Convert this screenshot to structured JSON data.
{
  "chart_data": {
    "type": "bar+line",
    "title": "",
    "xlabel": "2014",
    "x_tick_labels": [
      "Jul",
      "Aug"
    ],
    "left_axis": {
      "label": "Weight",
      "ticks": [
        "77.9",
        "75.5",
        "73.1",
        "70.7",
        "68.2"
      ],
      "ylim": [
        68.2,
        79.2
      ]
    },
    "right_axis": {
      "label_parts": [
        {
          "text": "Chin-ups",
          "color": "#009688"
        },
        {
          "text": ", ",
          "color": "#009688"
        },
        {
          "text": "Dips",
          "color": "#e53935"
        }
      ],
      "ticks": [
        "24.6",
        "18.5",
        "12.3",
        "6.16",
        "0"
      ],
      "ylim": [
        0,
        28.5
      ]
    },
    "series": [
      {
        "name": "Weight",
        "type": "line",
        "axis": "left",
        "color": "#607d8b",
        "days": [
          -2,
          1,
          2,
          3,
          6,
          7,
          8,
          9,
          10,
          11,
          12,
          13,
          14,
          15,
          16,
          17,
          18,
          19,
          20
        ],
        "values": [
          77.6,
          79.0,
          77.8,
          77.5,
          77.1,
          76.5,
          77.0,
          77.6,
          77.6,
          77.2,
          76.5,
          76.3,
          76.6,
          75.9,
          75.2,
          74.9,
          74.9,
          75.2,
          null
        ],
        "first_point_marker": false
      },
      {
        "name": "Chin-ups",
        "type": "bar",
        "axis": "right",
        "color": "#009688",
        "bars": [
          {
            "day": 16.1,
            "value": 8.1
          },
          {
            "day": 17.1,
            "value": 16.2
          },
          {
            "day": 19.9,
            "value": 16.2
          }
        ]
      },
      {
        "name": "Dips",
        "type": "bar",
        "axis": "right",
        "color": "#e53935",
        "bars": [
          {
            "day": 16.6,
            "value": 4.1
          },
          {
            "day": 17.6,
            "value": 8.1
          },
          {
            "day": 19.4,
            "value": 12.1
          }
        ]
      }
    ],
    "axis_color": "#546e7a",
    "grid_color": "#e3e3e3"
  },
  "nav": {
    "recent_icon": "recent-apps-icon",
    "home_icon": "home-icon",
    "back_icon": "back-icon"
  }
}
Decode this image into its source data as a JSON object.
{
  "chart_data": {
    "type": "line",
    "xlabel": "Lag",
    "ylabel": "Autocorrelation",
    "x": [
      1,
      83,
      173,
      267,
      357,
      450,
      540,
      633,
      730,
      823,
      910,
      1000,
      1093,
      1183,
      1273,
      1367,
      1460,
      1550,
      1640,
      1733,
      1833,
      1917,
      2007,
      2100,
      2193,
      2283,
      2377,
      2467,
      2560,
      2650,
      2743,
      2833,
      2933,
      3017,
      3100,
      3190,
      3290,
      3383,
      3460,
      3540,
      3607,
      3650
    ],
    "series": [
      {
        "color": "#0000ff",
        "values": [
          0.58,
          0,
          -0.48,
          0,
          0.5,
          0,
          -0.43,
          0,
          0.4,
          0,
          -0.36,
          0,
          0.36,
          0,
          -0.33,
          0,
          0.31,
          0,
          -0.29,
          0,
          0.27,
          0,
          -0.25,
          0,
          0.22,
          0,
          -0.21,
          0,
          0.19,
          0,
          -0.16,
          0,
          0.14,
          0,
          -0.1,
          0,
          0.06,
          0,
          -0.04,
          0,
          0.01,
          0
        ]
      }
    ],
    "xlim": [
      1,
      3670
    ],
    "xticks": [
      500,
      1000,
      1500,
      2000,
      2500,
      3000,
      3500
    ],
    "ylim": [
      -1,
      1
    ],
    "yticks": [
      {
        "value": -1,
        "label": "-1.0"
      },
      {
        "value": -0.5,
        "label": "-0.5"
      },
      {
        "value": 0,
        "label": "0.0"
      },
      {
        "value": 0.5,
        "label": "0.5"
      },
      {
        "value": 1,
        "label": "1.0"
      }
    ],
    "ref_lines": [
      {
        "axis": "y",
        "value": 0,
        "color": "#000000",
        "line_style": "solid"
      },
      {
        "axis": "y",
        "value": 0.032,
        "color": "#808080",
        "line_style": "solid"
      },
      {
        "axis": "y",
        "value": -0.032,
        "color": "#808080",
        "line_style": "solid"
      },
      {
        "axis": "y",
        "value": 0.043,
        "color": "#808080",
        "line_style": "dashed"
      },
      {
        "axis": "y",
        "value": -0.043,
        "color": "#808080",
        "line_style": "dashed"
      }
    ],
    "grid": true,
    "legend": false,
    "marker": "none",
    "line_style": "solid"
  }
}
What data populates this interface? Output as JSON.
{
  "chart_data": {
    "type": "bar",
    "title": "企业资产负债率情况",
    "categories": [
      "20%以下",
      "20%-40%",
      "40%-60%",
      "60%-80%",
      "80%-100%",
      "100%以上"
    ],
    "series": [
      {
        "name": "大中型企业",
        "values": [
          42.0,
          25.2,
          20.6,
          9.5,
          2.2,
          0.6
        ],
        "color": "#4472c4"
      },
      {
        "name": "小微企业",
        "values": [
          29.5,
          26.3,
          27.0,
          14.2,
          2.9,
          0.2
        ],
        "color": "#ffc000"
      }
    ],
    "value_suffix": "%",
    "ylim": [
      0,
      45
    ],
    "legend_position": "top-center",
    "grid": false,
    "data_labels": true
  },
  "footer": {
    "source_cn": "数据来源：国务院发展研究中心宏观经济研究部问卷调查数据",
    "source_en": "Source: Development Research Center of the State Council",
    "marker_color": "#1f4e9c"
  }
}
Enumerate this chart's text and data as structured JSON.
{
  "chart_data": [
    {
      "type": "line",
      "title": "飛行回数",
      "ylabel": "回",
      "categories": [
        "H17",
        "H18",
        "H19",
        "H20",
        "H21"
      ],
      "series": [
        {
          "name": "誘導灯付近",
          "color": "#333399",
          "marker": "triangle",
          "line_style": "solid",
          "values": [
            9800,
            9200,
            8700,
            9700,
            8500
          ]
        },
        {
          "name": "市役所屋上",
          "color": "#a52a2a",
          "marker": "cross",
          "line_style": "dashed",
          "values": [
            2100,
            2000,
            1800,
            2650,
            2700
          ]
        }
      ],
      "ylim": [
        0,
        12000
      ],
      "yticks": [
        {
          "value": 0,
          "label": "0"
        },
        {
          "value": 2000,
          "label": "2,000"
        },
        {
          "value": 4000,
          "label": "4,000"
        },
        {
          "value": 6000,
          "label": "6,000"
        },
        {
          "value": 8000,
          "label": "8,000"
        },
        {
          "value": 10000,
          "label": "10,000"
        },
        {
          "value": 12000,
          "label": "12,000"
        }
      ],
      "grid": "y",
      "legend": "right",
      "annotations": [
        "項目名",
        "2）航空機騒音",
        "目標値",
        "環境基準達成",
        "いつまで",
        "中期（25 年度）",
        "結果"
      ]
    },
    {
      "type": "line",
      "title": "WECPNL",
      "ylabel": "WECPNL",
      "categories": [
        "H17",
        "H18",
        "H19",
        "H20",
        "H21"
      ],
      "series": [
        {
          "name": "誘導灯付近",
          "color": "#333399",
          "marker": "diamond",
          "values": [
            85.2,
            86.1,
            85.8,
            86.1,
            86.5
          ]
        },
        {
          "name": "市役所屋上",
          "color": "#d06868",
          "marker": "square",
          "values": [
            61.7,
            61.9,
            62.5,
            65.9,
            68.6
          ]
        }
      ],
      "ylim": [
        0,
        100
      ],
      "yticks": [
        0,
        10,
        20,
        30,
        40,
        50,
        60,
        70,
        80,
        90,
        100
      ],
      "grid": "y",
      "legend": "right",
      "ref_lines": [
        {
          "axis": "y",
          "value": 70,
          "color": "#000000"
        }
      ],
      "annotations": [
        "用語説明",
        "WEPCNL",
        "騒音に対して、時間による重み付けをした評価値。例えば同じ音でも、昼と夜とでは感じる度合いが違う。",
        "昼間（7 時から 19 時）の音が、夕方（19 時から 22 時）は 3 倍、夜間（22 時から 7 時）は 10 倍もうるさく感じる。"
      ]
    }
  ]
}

┄┄┄┄┄┄

Problem details :: Copy every line in the listing above where the string "text" turns up.

Solved exercise ::
          "text": "Chin-ups",
          "text": ", ",
          "text": "Dips",
Enumerate this chart's text and data as structured JSON.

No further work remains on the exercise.